# RECORDS FOR THIS TASK start
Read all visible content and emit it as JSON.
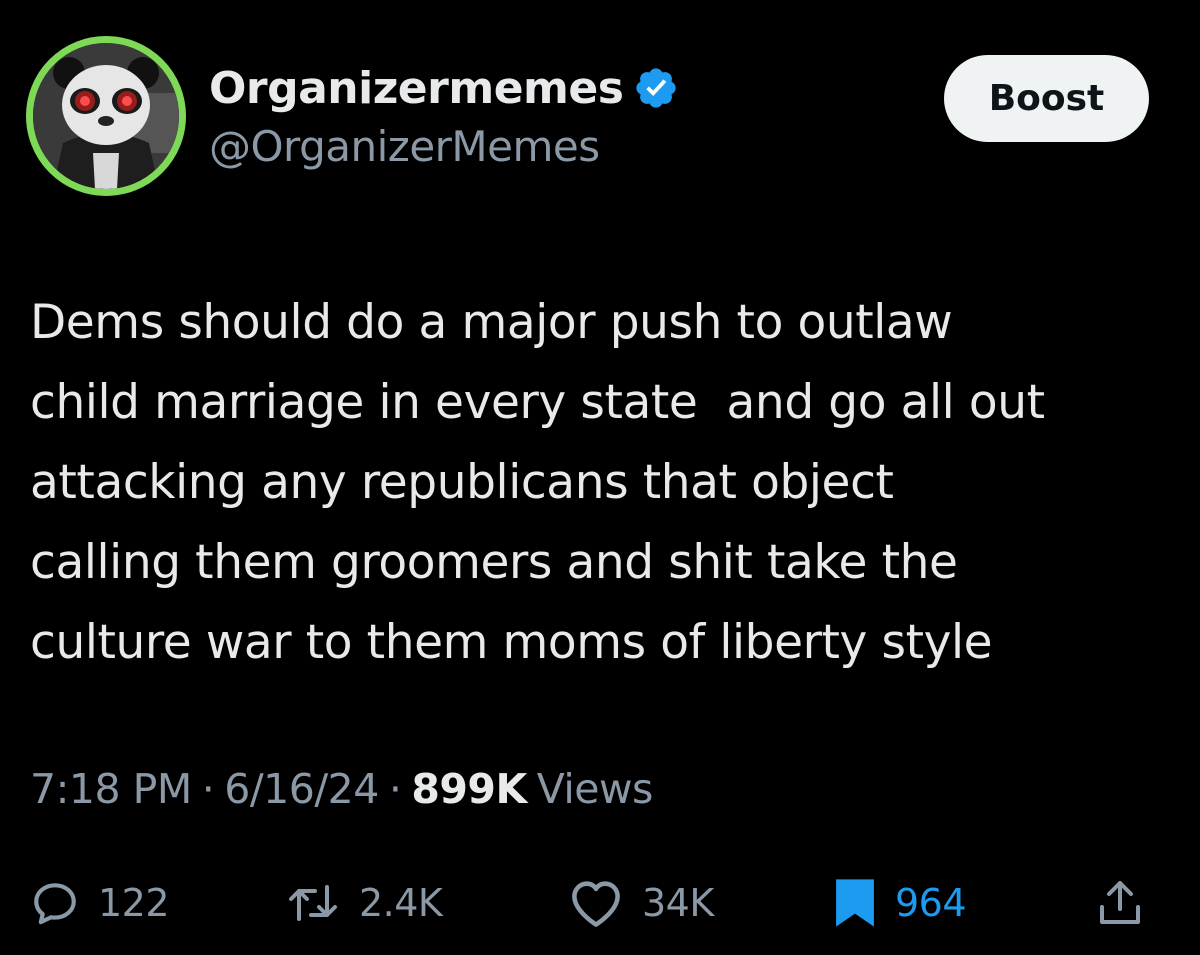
{
  "colors": {
    "background": "#000000",
    "text": "#e7e9ea",
    "muted": "#8b98a5",
    "accent": "#1d9bf0",
    "avatar_ring": "#7ed957"
  },
  "author": {
    "display_name": "Organizermemes",
    "handle": "@OrganizerMemes",
    "verified_icon": "verified-badge-icon",
    "avatar_icon": "panda-avatar"
  },
  "header": {
    "boost_label": "Boost"
  },
  "tweet": {
    "lines": [
      "Dems should do a major push to outlaw",
      "child marriage in every state  and go all out",
      "attacking any republicans that object",
      "calling them groomers and shit take the",
      "culture war to them moms of liberty style"
    ]
  },
  "meta": {
    "time": "7:18 PM",
    "separator": "·",
    "date": "6/16/24",
    "views_count": "899K",
    "views_label": "Views"
  },
  "actions": {
    "reply": {
      "icon": "reply-icon",
      "count": "122"
    },
    "retweet": {
      "icon": "retweet-icon",
      "count": "2.4K"
    },
    "like": {
      "icon": "heart-icon",
      "count": "34K"
    },
    "bookmark": {
      "icon": "bookmark-icon",
      "count": "964",
      "active": true
    },
    "share": {
      "icon": "share-icon"
    }
  }
}
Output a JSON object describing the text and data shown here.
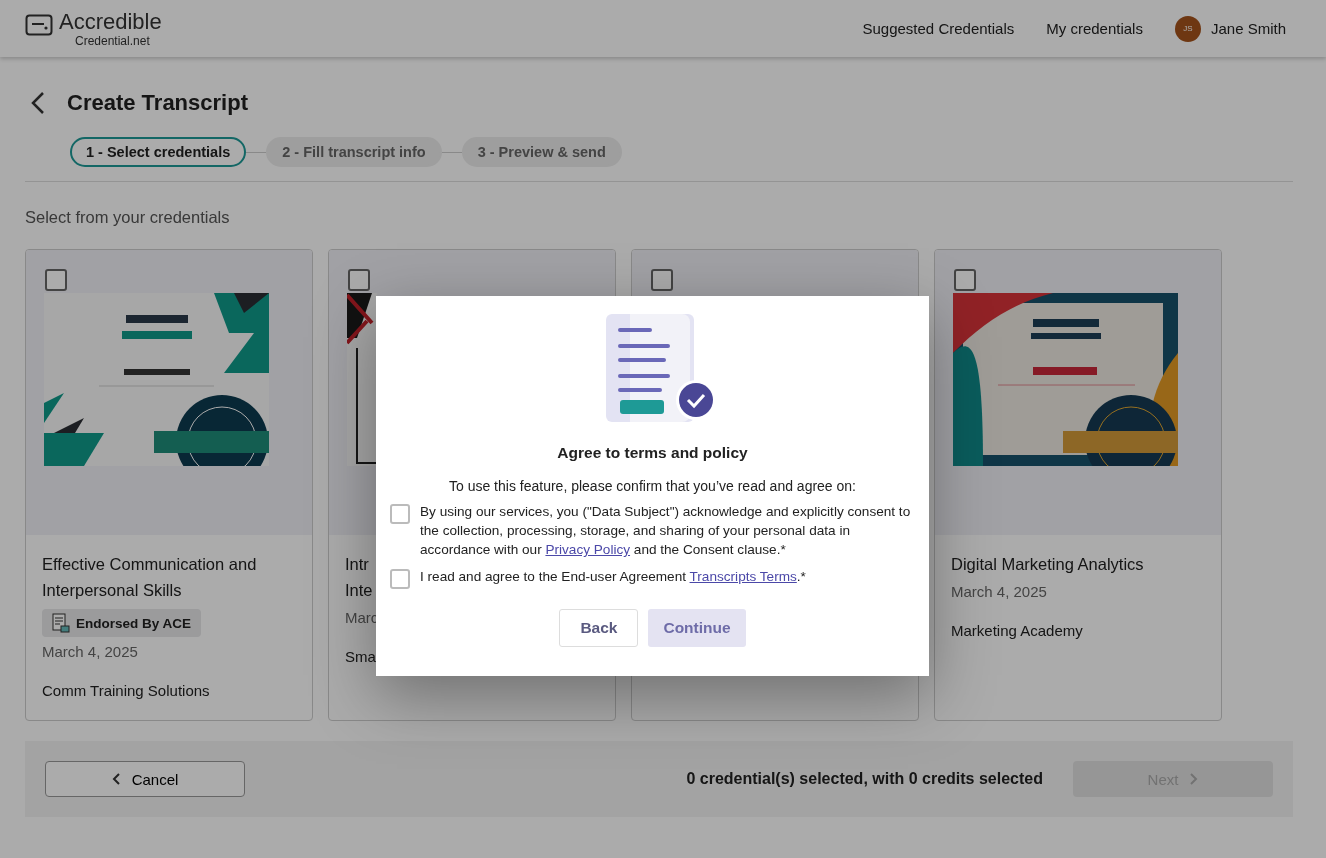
{
  "header": {
    "logo_name": "Accredible",
    "logo_sub": "Credential.net",
    "nav": [
      {
        "label": "Suggested Credentials"
      },
      {
        "label": "My credentials"
      }
    ],
    "user": {
      "initials": "JS",
      "name": "Jane Smith"
    }
  },
  "page": {
    "title": "Create Transcript"
  },
  "steps": [
    {
      "label": "1 - Select credentials",
      "selected": true
    },
    {
      "label": "2 - Fill transcript info",
      "selected": false
    },
    {
      "label": "3 - Preview & send",
      "selected": false
    }
  ],
  "section_title": "Select from your credentials",
  "cards": [
    {
      "checked": false,
      "kind": "achievement",
      "title": "Effective Communication and Interpersonal Skills",
      "badge": "Endorsed By ACE",
      "date": "March 4, 2025",
      "issuer": "Comm Training Solutions"
    },
    {
      "checked": false,
      "kind": "stripes",
      "title": "Intr\nInte",
      "date": "Marc",
      "issuer": "Sma"
    },
    {
      "checked": false,
      "kind": "blank"
    },
    {
      "checked": false,
      "kind": "appreciation",
      "title": "Digital Marketing Analytics",
      "date": "March 4, 2025",
      "issuer": "Marketing Academy"
    }
  ],
  "footer": {
    "cancel": "Cancel",
    "summary": "0 credential(s) selected, with 0 credits selected",
    "next": {
      "label": "Next",
      "disabled": true
    }
  },
  "modal": {
    "title": "Agree to terms and policy",
    "intro": "To use this feature, please confirm that you’ve read and agree on:",
    "items": [
      {
        "checked": false,
        "before": "By using our services, you (\"Data Subject\") acknowledge and explicitly consent to the collection, processing, storage, and sharing of your personal data in accordance with our ",
        "link": "Privacy Policy",
        "after": " and the Consent clause.*"
      },
      {
        "checked": false,
        "before": "I read and agree to the End-user Agreement ",
        "link": "Transcripts Terms",
        "after": ".*"
      }
    ],
    "back": "Back",
    "continue": {
      "label": "Continue",
      "disabled": true
    }
  }
}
# RECORDS FOR THIS TASK end
» **AIM OF THE EXERCISE**: Considering only the records above, state the number of lines that include the word "issuer", with nothing added.

» **OUTPUT BELOW**: 3